Data records
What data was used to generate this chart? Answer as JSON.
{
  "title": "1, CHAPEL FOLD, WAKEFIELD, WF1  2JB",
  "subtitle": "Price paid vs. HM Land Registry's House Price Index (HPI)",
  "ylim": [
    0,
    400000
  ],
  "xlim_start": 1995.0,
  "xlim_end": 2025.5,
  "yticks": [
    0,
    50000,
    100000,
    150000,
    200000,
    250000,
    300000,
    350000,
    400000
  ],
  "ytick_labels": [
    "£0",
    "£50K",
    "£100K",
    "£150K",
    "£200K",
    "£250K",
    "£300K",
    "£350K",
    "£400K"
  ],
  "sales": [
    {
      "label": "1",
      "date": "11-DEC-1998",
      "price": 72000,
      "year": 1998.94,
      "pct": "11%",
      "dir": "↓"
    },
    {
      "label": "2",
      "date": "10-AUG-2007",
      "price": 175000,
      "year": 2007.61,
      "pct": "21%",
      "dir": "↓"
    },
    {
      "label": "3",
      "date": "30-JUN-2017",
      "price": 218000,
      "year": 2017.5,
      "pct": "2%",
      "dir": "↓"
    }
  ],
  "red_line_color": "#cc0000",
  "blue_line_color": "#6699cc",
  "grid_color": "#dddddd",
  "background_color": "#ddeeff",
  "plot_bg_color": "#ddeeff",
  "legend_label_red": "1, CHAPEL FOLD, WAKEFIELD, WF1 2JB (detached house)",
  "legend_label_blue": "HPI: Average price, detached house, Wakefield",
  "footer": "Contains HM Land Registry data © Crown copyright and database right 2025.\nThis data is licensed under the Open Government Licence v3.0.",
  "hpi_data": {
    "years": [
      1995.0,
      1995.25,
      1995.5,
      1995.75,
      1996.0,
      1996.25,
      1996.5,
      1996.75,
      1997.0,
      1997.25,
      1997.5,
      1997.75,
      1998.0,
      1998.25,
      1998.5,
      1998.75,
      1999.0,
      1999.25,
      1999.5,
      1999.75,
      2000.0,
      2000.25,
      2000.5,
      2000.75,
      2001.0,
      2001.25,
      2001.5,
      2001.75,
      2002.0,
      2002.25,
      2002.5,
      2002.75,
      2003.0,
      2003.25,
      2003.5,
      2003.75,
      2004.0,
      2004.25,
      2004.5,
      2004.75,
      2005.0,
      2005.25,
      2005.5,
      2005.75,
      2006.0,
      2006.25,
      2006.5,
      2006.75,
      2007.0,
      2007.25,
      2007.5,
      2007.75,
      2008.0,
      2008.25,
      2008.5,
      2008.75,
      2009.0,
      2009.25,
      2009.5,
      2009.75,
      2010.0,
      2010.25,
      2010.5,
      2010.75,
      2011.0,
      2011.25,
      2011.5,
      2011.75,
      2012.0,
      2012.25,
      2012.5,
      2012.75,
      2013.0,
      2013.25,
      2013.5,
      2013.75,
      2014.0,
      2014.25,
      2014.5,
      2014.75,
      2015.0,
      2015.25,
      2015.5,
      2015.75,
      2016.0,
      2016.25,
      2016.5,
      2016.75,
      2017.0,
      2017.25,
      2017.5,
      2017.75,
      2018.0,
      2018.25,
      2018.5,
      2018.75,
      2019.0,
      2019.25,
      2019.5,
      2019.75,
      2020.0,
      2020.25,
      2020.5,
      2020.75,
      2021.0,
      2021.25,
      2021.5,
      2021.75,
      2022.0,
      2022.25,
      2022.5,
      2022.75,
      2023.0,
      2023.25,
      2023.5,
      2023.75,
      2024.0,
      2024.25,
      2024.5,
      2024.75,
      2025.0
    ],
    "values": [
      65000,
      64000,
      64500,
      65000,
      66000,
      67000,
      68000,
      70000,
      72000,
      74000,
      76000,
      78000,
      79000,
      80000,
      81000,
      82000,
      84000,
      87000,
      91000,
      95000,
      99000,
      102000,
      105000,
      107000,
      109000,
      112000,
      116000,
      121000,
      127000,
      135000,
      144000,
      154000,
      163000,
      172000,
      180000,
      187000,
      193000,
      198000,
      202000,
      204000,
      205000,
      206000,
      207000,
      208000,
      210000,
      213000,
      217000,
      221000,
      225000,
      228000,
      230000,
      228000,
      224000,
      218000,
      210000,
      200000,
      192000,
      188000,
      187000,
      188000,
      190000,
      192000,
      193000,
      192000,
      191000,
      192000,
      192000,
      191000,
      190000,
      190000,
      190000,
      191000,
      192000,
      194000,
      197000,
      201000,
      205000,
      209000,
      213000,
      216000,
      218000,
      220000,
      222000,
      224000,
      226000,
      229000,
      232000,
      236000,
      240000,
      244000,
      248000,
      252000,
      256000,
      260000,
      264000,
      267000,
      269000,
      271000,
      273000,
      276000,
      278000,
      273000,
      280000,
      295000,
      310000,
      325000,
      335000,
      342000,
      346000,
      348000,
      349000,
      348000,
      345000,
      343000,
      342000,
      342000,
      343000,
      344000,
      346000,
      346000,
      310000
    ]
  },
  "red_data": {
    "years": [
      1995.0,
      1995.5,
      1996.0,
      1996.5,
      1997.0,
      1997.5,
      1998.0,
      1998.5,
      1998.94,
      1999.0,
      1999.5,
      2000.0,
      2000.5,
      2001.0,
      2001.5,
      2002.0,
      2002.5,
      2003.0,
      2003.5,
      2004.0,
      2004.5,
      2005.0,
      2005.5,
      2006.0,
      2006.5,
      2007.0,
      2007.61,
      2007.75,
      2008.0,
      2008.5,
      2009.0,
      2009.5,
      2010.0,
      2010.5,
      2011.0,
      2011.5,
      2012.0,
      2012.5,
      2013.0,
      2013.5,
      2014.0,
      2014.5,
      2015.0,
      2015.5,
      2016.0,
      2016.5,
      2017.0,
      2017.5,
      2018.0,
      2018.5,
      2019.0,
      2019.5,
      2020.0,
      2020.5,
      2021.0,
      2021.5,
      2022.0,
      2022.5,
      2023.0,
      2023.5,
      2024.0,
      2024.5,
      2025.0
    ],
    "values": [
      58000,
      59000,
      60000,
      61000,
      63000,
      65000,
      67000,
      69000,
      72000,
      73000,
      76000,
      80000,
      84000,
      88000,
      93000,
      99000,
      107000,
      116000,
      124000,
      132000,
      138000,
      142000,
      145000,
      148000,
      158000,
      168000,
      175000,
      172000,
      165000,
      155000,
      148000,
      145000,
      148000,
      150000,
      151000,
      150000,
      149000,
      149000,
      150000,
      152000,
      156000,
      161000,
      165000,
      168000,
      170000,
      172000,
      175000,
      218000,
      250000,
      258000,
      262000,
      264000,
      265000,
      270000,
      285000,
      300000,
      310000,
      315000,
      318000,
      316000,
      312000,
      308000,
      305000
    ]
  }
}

(What the exercise asks):
Return every record above exactly as it appears.

(Task solution):
What data was used to generate this chart? Answer as JSON.
{
  "title": "1, CHAPEL FOLD, WAKEFIELD, WF1  2JB",
  "subtitle": "Price paid vs. HM Land Registry's House Price Index (HPI)",
  "ylim": [
    0,
    400000
  ],
  "xlim_start": 1995.0,
  "xlim_end": 2025.5,
  "yticks": [
    0,
    50000,
    100000,
    150000,
    200000,
    250000,
    300000,
    350000,
    400000
  ],
  "ytick_labels": [
    "£0",
    "£50K",
    "£100K",
    "£150K",
    "£200K",
    "£250K",
    "£300K",
    "£350K",
    "£400K"
  ],
  "sales": [
    {
      "label": "1",
      "date": "11-DEC-1998",
      "price": 72000,
      "year": 1998.94,
      "pct": "11%",
      "dir": "↓"
    },
    {
      "label": "2",
      "date": "10-AUG-2007",
      "price": 175000,
      "year": 2007.61,
      "pct": "21%",
      "dir": "↓"
    },
    {
      "label": "3",
      "date": "30-JUN-2017",
      "price": 218000,
      "year": 2017.5,
      "pct": "2%",
      "dir": "↓"
    }
  ],
  "red_line_color": "#cc0000",
  "blue_line_color": "#6699cc",
  "grid_color": "#dddddd",
  "background_color": "#ddeeff",
  "plot_bg_color": "#ddeeff",
  "legend_label_red": "1, CHAPEL FOLD, WAKEFIELD, WF1 2JB (detached house)",
  "legend_label_blue": "HPI: Average price, detached house, Wakefield",
  "footer": "Contains HM Land Registry data © Crown copyright and database right 2025.\nThis data is licensed under the Open Government Licence v3.0.",
  "hpi_data": {
    "years": [
      1995.0,
      1995.25,
      1995.5,
      1995.75,
      1996.0,
      1996.25,
      1996.5,
      1996.75,
      1997.0,
      1997.25,
      1997.5,
      1997.75,
      1998.0,
      1998.25,
      1998.5,
      1998.75,
      1999.0,
      1999.25,
      1999.5,
      1999.75,
      2000.0,
      2000.25,
      2000.5,
      2000.75,
      2001.0,
      2001.25,
      2001.5,
      2001.75,
      2002.0,
      2002.25,
      2002.5,
      2002.75,
      2003.0,
      2003.25,
      2003.5,
      2003.75,
      2004.0,
      2004.25,
      2004.5,
      2004.75,
      2005.0,
      2005.25,
      2005.5,
      2005.75,
      2006.0,
      2006.25,
      2006.5,
      2006.75,
      2007.0,
      2007.25,
      2007.5,
      2007.75,
      2008.0,
      2008.25,
      2008.5,
      2008.75,
      2009.0,
      2009.25,
      2009.5,
      2009.75,
      2010.0,
      2010.25,
      2010.5,
      2010.75,
      2011.0,
      2011.25,
      2011.5,
      2011.75,
      2012.0,
      2012.25,
      2012.5,
      2012.75,
      2013.0,
      2013.25,
      2013.5,
      2013.75,
      2014.0,
      2014.25,
      2014.5,
      2014.75,
      2015.0,
      2015.25,
      2015.5,
      2015.75,
      2016.0,
      2016.25,
      2016.5,
      2016.75,
      2017.0,
      2017.25,
      2017.5,
      2017.75,
      2018.0,
      2018.25,
      2018.5,
      2018.75,
      2019.0,
      2019.25,
      2019.5,
      2019.75,
      2020.0,
      2020.25,
      2020.5,
      2020.75,
      2021.0,
      2021.25,
      2021.5,
      2021.75,
      2022.0,
      2022.25,
      2022.5,
      2022.75,
      2023.0,
      2023.25,
      2023.5,
      2023.75,
      2024.0,
      2024.25,
      2024.5,
      2024.75,
      2025.0
    ],
    "values": [
      65000,
      64000,
      64500,
      65000,
      66000,
      67000,
      68000,
      70000,
      72000,
      74000,
      76000,
      78000,
      79000,
      80000,
      81000,
      82000,
      84000,
      87000,
      91000,
      95000,
      99000,
      102000,
      105000,
      107000,
      109000,
      112000,
      116000,
      121000,
      127000,
      135000,
      144000,
      154000,
      163000,
      172000,
      180000,
      187000,
      193000,
      198000,
      202000,
      204000,
      205000,
      206000,
      207000,
      208000,
      210000,
      213000,
      217000,
      221000,
      225000,
      228000,
      230000,
      228000,
      224000,
      218000,
      210000,
      200000,
      192000,
      188000,
      187000,
      188000,
      190000,
      192000,
      193000,
      192000,
      191000,
      192000,
      192000,
      191000,
      190000,
      190000,
      190000,
      191000,
      192000,
      194000,
      197000,
      201000,
      205000,
      209000,
      213000,
      216000,
      218000,
      220000,
      222000,
      224000,
      226000,
      229000,
      232000,
      236000,
      240000,
      244000,
      248000,
      252000,
      256000,
      260000,
      264000,
      267000,
      269000,
      271000,
      273000,
      276000,
      278000,
      273000,
      280000,
      295000,
      310000,
      325000,
      335000,
      342000,
      346000,
      348000,
      349000,
      348000,
      345000,
      343000,
      342000,
      342000,
      343000,
      344000,
      346000,
      346000,
      310000
    ]
  },
  "red_data": {
    "years": [
      1995.0,
      1995.5,
      1996.0,
      1996.5,
      1997.0,
      1997.5,
      1998.0,
      1998.5,
      1998.94,
      1999.0,
      1999.5,
      2000.0,
      2000.5,
      2001.0,
      2001.5,
      2002.0,
      2002.5,
      2003.0,
      2003.5,
      2004.0,
      2004.5,
      2005.0,
      2005.5,
      2006.0,
      2006.5,
      2007.0,
      2007.61,
      2007.75,
      2008.0,
      2008.5,
      2009.0,
      2009.5,
      2010.0,
      2010.5,
      2011.0,
      2011.5,
      2012.0,
      2012.5,
      2013.0,
      2013.5,
      2014.0,
      2014.5,
      2015.0,
      2015.5,
      2016.0,
      2016.5,
      2017.0,
      2017.5,
      2018.0,
      2018.5,
      2019.0,
      2019.5,
      2020.0,
      2020.5,
      2021.0,
      2021.5,
      2022.0,
      2022.5,
      2023.0,
      2023.5,
      2024.0,
      2024.5,
      2025.0
    ],
    "values": [
      58000,
      59000,
      60000,
      61000,
      63000,
      65000,
      67000,
      69000,
      72000,
      73000,
      76000,
      80000,
      84000,
      88000,
      93000,
      99000,
      107000,
      116000,
      124000,
      132000,
      138000,
      142000,
      145000,
      148000,
      158000,
      168000,
      175000,
      172000,
      165000,
      155000,
      148000,
      145000,
      148000,
      150000,
      151000,
      150000,
      149000,
      149000,
      150000,
      152000,
      156000,
      161000,
      165000,
      168000,
      170000,
      172000,
      175000,
      218000,
      250000,
      258000,
      262000,
      264000,
      265000,
      270000,
      285000,
      300000,
      310000,
      315000,
      318000,
      316000,
      312000,
      308000,
      305000
    ]
  }
}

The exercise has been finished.